* _EXERCISE TASK_
Copy every line of the listing that holds the string "will".

○ ○ ○

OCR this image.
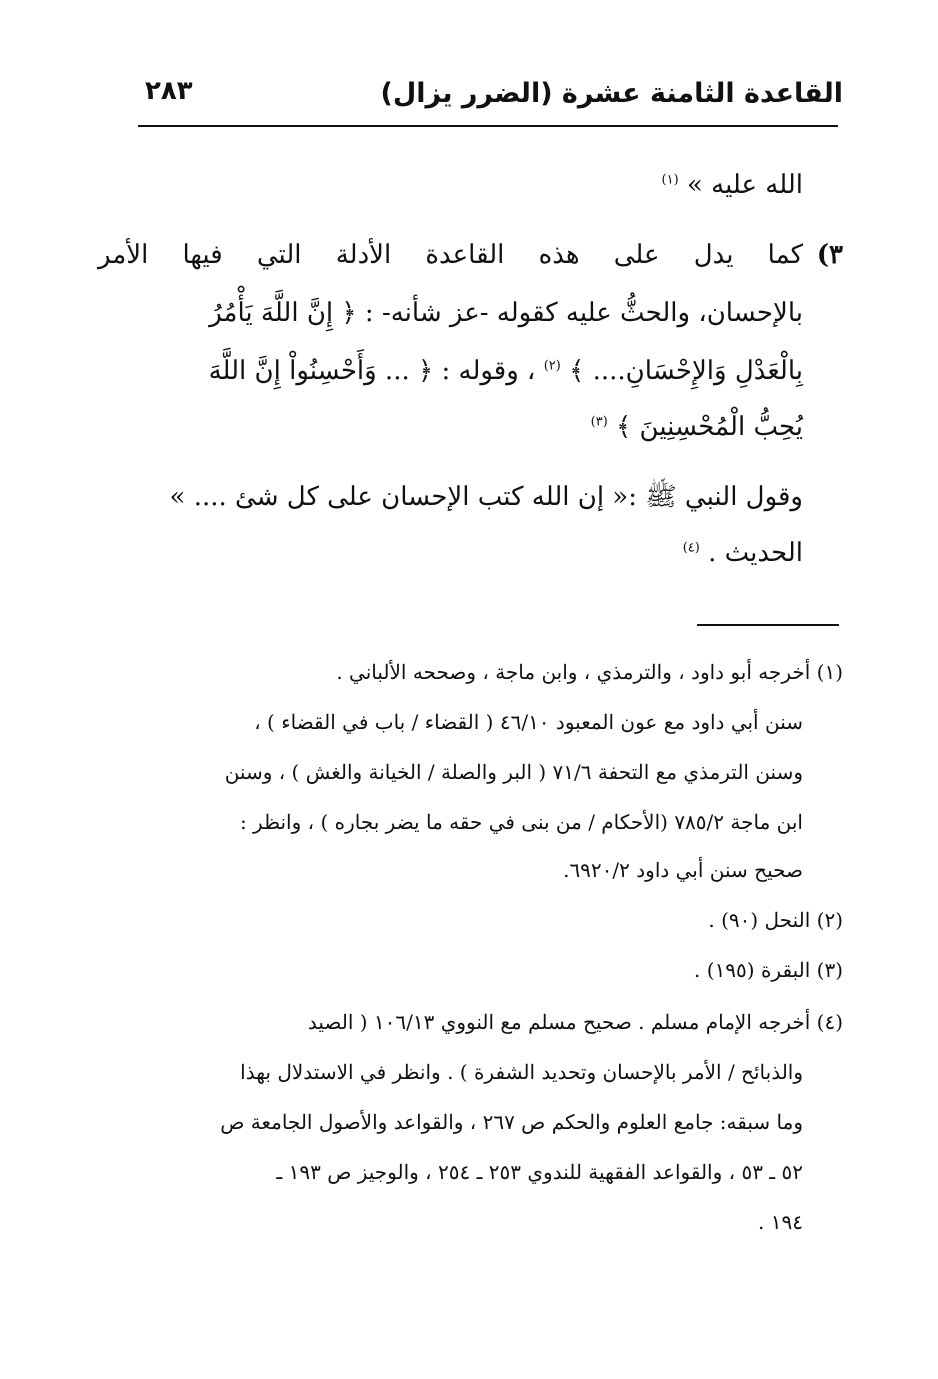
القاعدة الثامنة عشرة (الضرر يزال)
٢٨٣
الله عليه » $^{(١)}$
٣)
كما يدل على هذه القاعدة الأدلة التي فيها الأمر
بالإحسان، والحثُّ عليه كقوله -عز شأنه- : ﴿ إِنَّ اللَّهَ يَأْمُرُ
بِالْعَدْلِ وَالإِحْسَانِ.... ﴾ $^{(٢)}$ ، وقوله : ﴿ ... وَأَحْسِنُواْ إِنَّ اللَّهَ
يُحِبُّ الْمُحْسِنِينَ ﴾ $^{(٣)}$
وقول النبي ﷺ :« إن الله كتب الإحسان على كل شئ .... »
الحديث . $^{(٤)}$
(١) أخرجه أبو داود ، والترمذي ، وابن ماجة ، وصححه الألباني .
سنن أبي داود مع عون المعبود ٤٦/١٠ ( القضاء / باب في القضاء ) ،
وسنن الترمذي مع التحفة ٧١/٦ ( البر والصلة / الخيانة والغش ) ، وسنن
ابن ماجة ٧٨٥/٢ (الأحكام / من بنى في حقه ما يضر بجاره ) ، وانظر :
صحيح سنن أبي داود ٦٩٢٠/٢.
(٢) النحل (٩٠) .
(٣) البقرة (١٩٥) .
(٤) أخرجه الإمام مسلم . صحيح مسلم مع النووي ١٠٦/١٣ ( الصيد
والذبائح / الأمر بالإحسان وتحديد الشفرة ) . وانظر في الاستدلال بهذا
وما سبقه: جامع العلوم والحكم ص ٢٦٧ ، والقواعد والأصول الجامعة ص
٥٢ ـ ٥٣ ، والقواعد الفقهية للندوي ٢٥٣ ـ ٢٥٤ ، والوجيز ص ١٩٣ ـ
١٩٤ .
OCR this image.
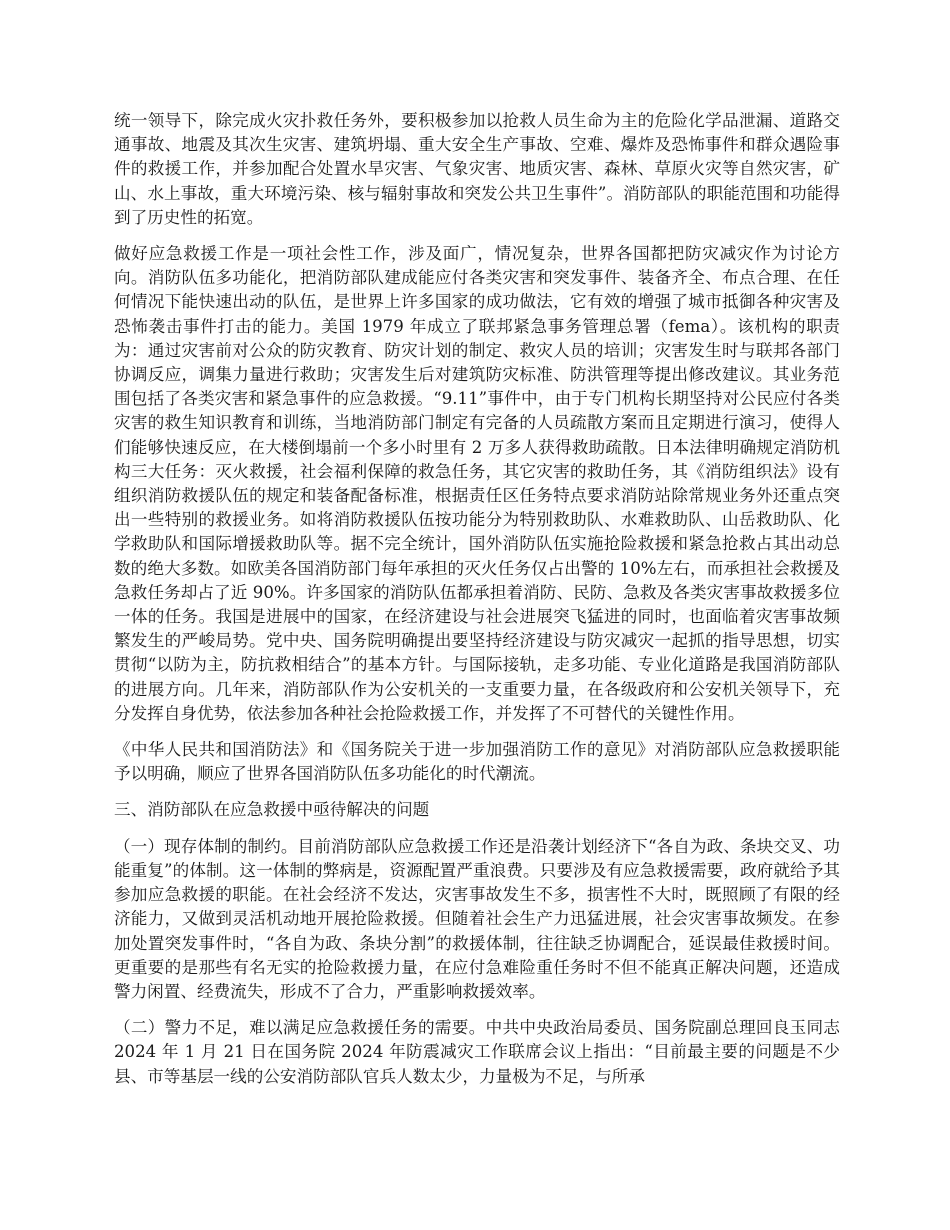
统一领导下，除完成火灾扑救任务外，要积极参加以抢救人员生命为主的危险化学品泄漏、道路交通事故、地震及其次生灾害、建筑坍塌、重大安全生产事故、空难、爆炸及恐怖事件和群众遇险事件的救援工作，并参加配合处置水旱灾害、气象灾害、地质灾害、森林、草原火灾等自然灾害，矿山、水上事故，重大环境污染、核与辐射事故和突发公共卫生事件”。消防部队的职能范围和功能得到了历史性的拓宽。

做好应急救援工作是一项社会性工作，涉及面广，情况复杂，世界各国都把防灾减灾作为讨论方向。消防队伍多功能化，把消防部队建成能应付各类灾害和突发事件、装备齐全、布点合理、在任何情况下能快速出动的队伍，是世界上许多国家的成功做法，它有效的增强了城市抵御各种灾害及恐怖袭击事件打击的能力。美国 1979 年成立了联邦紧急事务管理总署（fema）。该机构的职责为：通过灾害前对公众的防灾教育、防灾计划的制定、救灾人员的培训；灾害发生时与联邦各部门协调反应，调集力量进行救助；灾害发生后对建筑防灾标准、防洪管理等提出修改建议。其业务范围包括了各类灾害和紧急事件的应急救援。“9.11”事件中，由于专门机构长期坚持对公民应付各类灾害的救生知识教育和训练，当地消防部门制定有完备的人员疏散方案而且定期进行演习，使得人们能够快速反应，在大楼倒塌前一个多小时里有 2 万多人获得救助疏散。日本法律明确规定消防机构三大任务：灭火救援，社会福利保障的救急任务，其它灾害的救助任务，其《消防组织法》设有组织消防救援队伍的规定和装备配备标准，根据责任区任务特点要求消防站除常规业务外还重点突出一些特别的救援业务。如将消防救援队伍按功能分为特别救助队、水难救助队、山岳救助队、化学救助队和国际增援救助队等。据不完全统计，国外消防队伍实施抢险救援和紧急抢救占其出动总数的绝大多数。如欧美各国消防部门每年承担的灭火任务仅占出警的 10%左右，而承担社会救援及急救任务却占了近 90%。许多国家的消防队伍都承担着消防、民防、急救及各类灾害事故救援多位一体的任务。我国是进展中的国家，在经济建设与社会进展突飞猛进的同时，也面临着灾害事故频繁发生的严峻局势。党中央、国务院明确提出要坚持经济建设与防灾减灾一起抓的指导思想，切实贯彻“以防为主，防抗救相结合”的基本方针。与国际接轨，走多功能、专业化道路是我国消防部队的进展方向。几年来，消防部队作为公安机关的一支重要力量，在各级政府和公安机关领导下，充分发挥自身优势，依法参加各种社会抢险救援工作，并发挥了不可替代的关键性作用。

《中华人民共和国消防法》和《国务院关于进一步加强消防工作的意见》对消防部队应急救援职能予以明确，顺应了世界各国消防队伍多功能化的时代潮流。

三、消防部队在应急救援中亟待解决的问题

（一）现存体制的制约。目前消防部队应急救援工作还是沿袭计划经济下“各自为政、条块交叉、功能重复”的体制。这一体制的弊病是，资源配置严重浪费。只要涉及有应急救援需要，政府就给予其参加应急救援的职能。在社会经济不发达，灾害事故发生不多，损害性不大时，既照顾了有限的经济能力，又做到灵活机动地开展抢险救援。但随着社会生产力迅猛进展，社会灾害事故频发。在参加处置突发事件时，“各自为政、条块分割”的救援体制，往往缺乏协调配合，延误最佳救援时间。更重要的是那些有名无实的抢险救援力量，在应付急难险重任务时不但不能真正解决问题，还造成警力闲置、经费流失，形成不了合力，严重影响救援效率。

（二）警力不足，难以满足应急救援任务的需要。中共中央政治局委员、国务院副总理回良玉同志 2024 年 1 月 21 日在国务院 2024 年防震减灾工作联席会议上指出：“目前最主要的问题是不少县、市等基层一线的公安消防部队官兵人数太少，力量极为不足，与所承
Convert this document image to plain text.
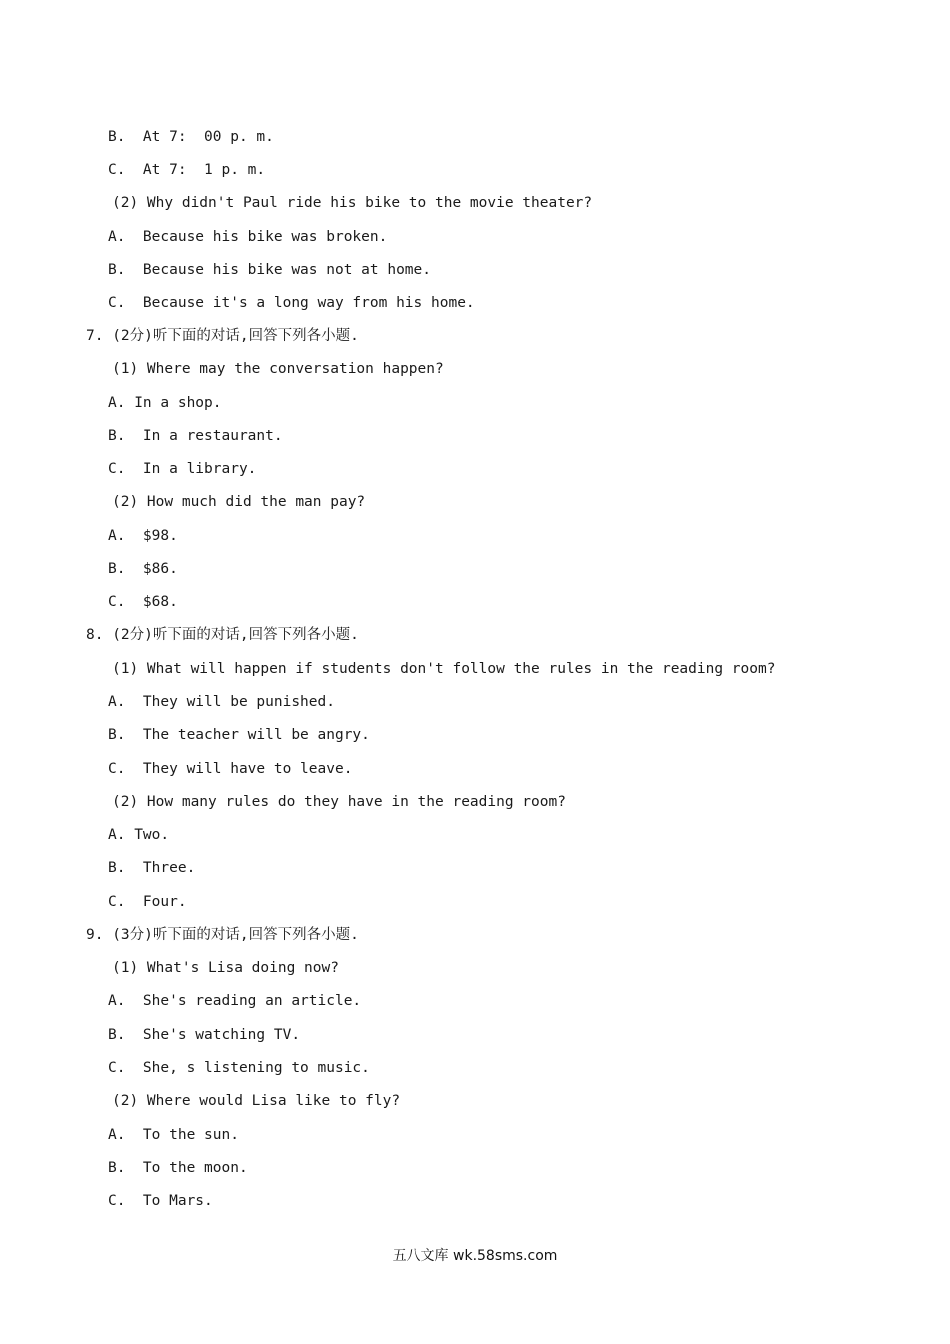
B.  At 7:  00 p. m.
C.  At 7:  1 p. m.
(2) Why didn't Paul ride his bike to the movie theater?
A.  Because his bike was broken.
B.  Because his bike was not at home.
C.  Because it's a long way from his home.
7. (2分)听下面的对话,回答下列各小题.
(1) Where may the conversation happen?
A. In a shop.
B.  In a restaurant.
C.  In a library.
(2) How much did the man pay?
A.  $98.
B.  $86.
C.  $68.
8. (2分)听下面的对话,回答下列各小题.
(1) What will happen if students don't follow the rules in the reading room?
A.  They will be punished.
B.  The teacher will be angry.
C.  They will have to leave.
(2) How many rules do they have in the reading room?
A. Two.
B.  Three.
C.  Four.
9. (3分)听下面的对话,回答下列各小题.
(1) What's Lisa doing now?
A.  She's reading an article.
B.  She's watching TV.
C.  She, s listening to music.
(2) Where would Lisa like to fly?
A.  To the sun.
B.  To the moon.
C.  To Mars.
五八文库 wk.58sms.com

○ ○ ○

* _ANSWER TO THIS EXERCISE_
(1) What will happen if students don't follow the rules in the reading room?
A.  They will be punished.
B.  The teacher will be angry.
C.  They will have to leave.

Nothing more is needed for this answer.